Supplied information
══════

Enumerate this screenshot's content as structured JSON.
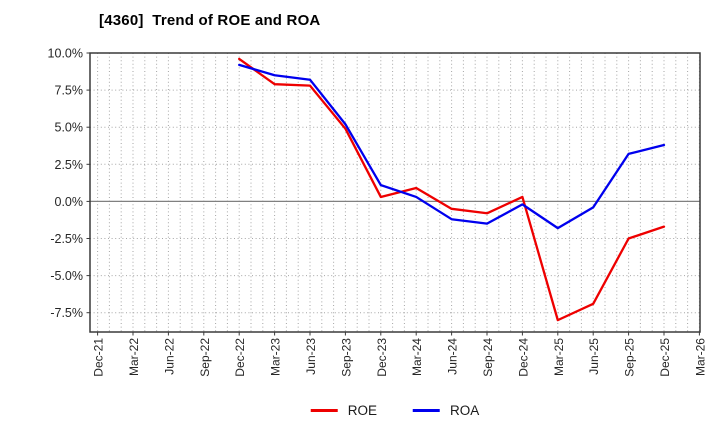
{
  "chart_data": {
    "type": "line",
    "title": "[4360]  Trend of ROE and ROA",
    "xlabel": "",
    "ylabel": "",
    "grid": true,
    "legend_position": "bottom-center",
    "ylim": [
      -8.8,
      10.0
    ],
    "y_ticks": [
      10.0,
      7.5,
      5.0,
      2.5,
      0.0,
      -2.5,
      -5.0,
      -7.5
    ],
    "y_tick_labels": [
      "10.0%",
      "7.5%",
      "5.0%",
      "2.5%",
      "0.0%",
      "-2.5%",
      "-5.0%",
      "-7.5%"
    ],
    "categories": [
      "Dec-21",
      "Mar-22",
      "Jun-22",
      "Sep-22",
      "Dec-22",
      "Mar-23",
      "Jun-23",
      "Sep-23",
      "Dec-23",
      "Mar-24",
      "Jun-24",
      "Sep-24",
      "Dec-24",
      "Mar-25",
      "Jun-25",
      "Sep-25",
      "Dec-25",
      "Mar-26"
    ],
    "series": [
      {
        "name": "ROE",
        "color": "#ee0000",
        "start_index": 4,
        "values": [
          9.6,
          7.9,
          7.8,
          4.9,
          0.3,
          0.9,
          -0.5,
          -0.8,
          0.3,
          -8.0,
          -6.9,
          -2.5,
          -1.7
        ]
      },
      {
        "name": "ROA",
        "color": "#0000ee",
        "start_index": 4,
        "values": [
          9.2,
          8.5,
          8.2,
          5.2,
          1.1,
          0.3,
          -1.2,
          -1.5,
          -0.2,
          -1.8,
          -0.4,
          3.2,
          3.8
        ]
      }
    ],
    "colors": {
      "grid": "#a6a6a6",
      "zero_line": "#808080",
      "frame": "#3a3a3a",
      "tick_text": "#262626"
    }
  }
}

══════

Transcribe every entry above exactly. Omit all pictures.

Exercise result
Enumerate this screenshot's content as structured JSON.
{
  "chart_data": {
    "type": "line",
    "title": "[4360]  Trend of ROE and ROA",
    "xlabel": "",
    "ylabel": "",
    "grid": true,
    "legend_position": "bottom-center",
    "ylim": [
      -8.8,
      10.0
    ],
    "y_ticks": [
      10.0,
      7.5,
      5.0,
      2.5,
      0.0,
      -2.5,
      -5.0,
      -7.5
    ],
    "y_tick_labels": [
      "10.0%",
      "7.5%",
      "5.0%",
      "2.5%",
      "0.0%",
      "-2.5%",
      "-5.0%",
      "-7.5%"
    ],
    "categories": [
      "Dec-21",
      "Mar-22",
      "Jun-22",
      "Sep-22",
      "Dec-22",
      "Mar-23",
      "Jun-23",
      "Sep-23",
      "Dec-23",
      "Mar-24",
      "Jun-24",
      "Sep-24",
      "Dec-24",
      "Mar-25",
      "Jun-25",
      "Sep-25",
      "Dec-25",
      "Mar-26"
    ],
    "series": [
      {
        "name": "ROE",
        "color": "#ee0000",
        "start_index": 4,
        "values": [
          9.6,
          7.9,
          7.8,
          4.9,
          0.3,
          0.9,
          -0.5,
          -0.8,
          0.3,
          -8.0,
          -6.9,
          -2.5,
          -1.7
        ]
      },
      {
        "name": "ROA",
        "color": "#0000ee",
        "start_index": 4,
        "values": [
          9.2,
          8.5,
          8.2,
          5.2,
          1.1,
          0.3,
          -1.2,
          -1.5,
          -0.2,
          -1.8,
          -0.4,
          3.2,
          3.8
        ]
      }
    ],
    "colors": {
      "grid": "#a6a6a6",
      "zero_line": "#808080",
      "frame": "#3a3a3a",
      "tick_text": "#262626"
    }
  }
}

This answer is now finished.